* [WHAT IS ASKED]:
Every line of the records below should be restated exactly.

Begin RECORD EXTRACTS

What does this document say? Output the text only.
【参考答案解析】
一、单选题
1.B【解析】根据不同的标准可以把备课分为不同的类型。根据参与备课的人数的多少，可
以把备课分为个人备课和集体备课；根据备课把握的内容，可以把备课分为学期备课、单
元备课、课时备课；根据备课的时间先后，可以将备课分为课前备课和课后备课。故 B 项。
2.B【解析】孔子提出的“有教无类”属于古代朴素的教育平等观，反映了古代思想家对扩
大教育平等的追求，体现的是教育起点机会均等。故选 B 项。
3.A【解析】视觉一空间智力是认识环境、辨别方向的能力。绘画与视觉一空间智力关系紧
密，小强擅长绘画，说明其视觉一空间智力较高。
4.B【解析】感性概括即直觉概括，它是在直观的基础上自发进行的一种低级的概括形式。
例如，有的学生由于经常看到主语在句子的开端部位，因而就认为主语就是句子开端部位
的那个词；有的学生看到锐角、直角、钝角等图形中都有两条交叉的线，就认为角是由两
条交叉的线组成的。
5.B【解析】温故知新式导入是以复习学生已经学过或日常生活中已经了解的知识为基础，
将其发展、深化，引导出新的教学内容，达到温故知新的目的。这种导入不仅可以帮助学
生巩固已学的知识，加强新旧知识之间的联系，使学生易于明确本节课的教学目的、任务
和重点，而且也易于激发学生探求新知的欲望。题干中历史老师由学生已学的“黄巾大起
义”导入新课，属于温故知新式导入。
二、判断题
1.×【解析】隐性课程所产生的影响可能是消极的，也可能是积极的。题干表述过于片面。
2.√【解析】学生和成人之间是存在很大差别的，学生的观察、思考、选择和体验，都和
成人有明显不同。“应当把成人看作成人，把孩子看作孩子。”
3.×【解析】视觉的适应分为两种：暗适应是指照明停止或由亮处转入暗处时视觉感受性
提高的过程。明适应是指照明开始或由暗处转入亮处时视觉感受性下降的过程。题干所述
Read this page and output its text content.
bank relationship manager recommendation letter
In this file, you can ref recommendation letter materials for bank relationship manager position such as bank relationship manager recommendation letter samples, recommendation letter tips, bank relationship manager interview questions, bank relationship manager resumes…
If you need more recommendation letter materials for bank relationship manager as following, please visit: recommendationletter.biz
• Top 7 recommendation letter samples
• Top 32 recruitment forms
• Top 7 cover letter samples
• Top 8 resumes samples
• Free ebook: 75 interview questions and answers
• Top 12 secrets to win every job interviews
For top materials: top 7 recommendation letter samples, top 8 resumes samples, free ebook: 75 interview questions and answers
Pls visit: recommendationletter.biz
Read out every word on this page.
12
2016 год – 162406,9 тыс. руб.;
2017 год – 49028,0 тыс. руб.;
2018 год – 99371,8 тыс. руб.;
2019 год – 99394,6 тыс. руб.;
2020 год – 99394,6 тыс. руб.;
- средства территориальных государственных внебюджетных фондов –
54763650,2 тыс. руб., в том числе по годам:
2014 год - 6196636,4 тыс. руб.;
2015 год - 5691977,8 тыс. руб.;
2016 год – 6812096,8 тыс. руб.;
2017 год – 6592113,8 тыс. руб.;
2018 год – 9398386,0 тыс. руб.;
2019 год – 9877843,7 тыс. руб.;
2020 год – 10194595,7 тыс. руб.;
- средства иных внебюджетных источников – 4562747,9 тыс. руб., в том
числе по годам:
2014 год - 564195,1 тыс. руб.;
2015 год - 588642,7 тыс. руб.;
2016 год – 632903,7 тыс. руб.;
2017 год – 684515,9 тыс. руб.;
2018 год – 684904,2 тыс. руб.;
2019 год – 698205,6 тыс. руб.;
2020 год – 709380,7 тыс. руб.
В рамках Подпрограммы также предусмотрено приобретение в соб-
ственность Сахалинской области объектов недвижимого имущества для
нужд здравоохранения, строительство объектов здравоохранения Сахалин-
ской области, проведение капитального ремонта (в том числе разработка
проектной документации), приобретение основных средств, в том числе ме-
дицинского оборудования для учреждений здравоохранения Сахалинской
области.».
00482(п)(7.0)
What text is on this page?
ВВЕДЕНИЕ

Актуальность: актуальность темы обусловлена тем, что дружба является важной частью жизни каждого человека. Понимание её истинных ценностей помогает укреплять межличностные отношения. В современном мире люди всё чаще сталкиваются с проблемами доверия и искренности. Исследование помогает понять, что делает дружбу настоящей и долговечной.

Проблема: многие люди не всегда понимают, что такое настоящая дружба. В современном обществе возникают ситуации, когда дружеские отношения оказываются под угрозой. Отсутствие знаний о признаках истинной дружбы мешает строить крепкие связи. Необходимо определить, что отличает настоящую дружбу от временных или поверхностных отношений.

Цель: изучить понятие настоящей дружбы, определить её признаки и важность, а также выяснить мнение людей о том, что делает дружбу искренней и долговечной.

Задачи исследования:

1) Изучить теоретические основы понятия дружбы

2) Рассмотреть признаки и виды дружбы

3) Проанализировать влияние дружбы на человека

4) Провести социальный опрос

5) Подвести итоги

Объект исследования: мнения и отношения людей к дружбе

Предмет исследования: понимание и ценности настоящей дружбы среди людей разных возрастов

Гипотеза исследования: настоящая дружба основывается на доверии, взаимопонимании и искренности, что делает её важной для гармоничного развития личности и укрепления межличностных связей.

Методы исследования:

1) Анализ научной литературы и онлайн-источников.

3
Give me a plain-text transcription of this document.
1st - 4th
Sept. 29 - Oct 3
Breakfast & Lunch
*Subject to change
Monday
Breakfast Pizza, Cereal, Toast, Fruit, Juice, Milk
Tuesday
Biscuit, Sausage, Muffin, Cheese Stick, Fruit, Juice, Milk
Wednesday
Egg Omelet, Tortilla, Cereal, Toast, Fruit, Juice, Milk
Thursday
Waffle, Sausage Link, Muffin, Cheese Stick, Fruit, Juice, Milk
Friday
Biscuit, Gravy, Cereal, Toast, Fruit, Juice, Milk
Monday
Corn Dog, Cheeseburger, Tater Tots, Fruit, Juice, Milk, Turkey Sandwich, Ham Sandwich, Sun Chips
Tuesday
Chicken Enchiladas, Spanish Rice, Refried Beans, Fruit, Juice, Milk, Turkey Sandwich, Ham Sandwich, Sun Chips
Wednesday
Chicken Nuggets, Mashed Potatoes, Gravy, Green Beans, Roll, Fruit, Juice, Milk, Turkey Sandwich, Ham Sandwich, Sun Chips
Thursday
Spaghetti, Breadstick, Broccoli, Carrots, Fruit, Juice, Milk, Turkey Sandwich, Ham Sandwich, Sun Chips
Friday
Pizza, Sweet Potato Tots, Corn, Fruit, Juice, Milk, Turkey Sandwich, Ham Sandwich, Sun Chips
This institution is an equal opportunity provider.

End RECORD EXTRACTS

* [SOLUTION FOR THIS PROBLEM]:
What does this document say? Output the text only.
【参考答案解析】
一、单选题
1.B【解析】根据不同的标准可以把备课分为不同的类型。根据参与备课的人数的多少，可
以把备课分为个人备课和集体备课；根据备课把握的内容，可以把备课分为学期备课、单
元备课、课时备课；根据备课的时间先后，可以将备课分为课前备课和课后备课。故 B 项。
2.B【解析】孔子提出的“有教无类”属于古代朴素的教育平等观，反映了古代思想家对扩
大教育平等的追求，体现的是教育起点机会均等。故选 B 项。
3.A【解析】视觉一空间智力是认识环境、辨别方向的能力。绘画与视觉一空间智力关系紧
密，小强擅长绘画，说明其视觉一空间智力较高。
4.B【解析】感性概括即直觉概括，它是在直观的基础上自发进行的一种低级的概括形式。
例如，有的学生由于经常看到主语在句子的开端部位，因而就认为主语就是句子开端部位
的那个词；有的学生看到锐角、直角、钝角等图形中都有两条交叉的线，就认为角是由两
条交叉的线组成的。
5.B【解析】温故知新式导入是以复习学生已经学过或日常生活中已经了解的知识为基础，
将其发展、深化，引导出新的教学内容，达到温故知新的目的。这种导入不仅可以帮助学
生巩固已学的知识，加强新旧知识之间的联系，使学生易于明确本节课的教学目的、任务
和重点，而且也易于激发学生探求新知的欲望。题干中历史老师由学生已学的“黄巾大起
义”导入新课，属于温故知新式导入。
二、判断题
1.×【解析】隐性课程所产生的影响可能是消极的，也可能是积极的。题干表述过于片面。
2.√【解析】学生和成人之间是存在很大差别的，学生的观察、思考、选择和体验，都和
成人有明显不同。“应当把成人看作成人，把孩子看作孩子。”
3.×【解析】视觉的适应分为两种：暗适应是指照明停止或由亮处转入暗处时视觉感受性
提高的过程。明适应是指照明开始或由暗处转入亮处时视觉感受性下降的过程。题干所述
Read this page and output its text content.
bank relationship manager recommendation letter
In this file, you can ref recommendation letter materials for bank relationship manager position such as bank relationship manager recommendation letter samples, recommendation letter tips, bank relationship manager interview questions, bank relationship manager resumes…
If you need more recommendation letter materials for bank relationship manager as following, please visit: recommendationletter.biz
• Top 7 recommendation letter samples
• Top 32 recruitment forms
• Top 7 cover letter samples
• Top 8 resumes samples
• Free ebook: 75 interview questions and answers
• Top 12 secrets to win every job interviews
For top materials: top 7 recommendation letter samples, top 8 resumes samples, free ebook: 75 interview questions and answers
Pls visit: recommendationletter.biz
Read out every word on this page.
12
2016 год – 162406,9 тыс. руб.;
2017 год – 49028,0 тыс. руб.;
2018 год – 99371,8 тыс. руб.;
2019 год – 99394,6 тыс. руб.;
2020 год – 99394,6 тыс. руб.;
- средства территориальных государственных внебюджетных фондов –
54763650,2 тыс. руб., в том числе по годам:
2014 год - 6196636,4 тыс. руб.;
2015 год - 5691977,8 тыс. руб.;
2016 год – 6812096,8 тыс. руб.;
2017 год – 6592113,8 тыс. руб.;
2018 год – 9398386,0 тыс. руб.;
2019 год – 9877843,7 тыс. руб.;
2020 год – 10194595,7 тыс. руб.;
- средства иных внебюджетных источников – 4562747,9 тыс. руб., в том
числе по годам:
2014 год - 564195,1 тыс. руб.;
2015 год - 588642,7 тыс. руб.;
2016 год – 632903,7 тыс. руб.;
2017 год – 684515,9 тыс. руб.;
2018 год – 684904,2 тыс. руб.;
2019 год – 698205,6 тыс. руб.;
2020 год – 709380,7 тыс. руб.
В рамках Подпрограммы также предусмотрено приобретение в соб-
ственность Сахалинской области объектов недвижимого имущества для
нужд здравоохранения, строительство объектов здравоохранения Сахалин-
ской области, проведение капитального ремонта (в том числе разработка
проектной документации), приобретение основных средств, в том числе ме-
дицинского оборудования для учреждений здравоохранения Сахалинской
области.».
00482(п)(7.0)
What text is on this page?
ВВЕДЕНИЕ

Актуальность: актуальность темы обусловлена тем, что дружба является важной частью жизни каждого человека. Понимание её истинных ценностей помогает укреплять межличностные отношения. В современном мире люди всё чаще сталкиваются с проблемами доверия и искренности. Исследование помогает понять, что делает дружбу настоящей и долговечной.

Проблема: многие люди не всегда понимают, что такое настоящая дружба. В современном обществе возникают ситуации, когда дружеские отношения оказываются под угрозой. Отсутствие знаний о признаках истинной дружбы мешает строить крепкие связи. Необходимо определить, что отличает настоящую дружбу от временных или поверхностных отношений.

Цель: изучить понятие настоящей дружбы, определить её признаки и важность, а также выяснить мнение людей о том, что делает дружбу искренней и долговечной.

Задачи исследования:

1) Изучить теоретические основы понятия дружбы

2) Рассмотреть признаки и виды дружбы

3) Проанализировать влияние дружбы на человека

4) Провести социальный опрос

5) Подвести итоги

Объект исследования: мнения и отношения людей к дружбе

Предмет исследования: понимание и ценности настоящей дружбы среди людей разных возрастов

Гипотеза исследования: настоящая дружба основывается на доверии, взаимопонимании и искренности, что делает её важной для гармоничного развития личности и укрепления межличностных связей.

Методы исследования:

1) Анализ научной литературы и онлайн-источников.

3
Give me a plain-text transcription of this document.
1st - 4th
Sept. 29 - Oct 3
Breakfast & Lunch
*Subject to change
Monday
Breakfast Pizza, Cereal, Toast, Fruit, Juice, Milk
Tuesday
Biscuit, Sausage, Muffin, Cheese Stick, Fruit, Juice, Milk
Wednesday
Egg Omelet, Tortilla, Cereal, Toast, Fruit, Juice, Milk
Thursday
Waffle, Sausage Link, Muffin, Cheese Stick, Fruit, Juice, Milk
Friday
Biscuit, Gravy, Cereal, Toast, Fruit, Juice, Milk
Monday
Corn Dog, Cheeseburger, Tater Tots, Fruit, Juice, Milk, Turkey Sandwich, Ham Sandwich, Sun Chips
Tuesday
Chicken Enchiladas, Spanish Rice, Refried Beans, Fruit, Juice, Milk, Turkey Sandwich, Ham Sandwich, Sun Chips
Wednesday
Chicken Nuggets, Mashed Potatoes, Gravy, Green Beans, Roll, Fruit, Juice, Milk, Turkey Sandwich, Ham Sandwich, Sun Chips
Thursday
Spaghetti, Breadstick, Broccoli, Carrots, Fruit, Juice, Milk, Turkey Sandwich, Ham Sandwich, Sun Chips
Friday
Pizza, Sweet Potato Tots, Corn, Fruit, Juice, Milk, Turkey Sandwich, Ham Sandwich, Sun Chips
This institution is an equal opportunity provider.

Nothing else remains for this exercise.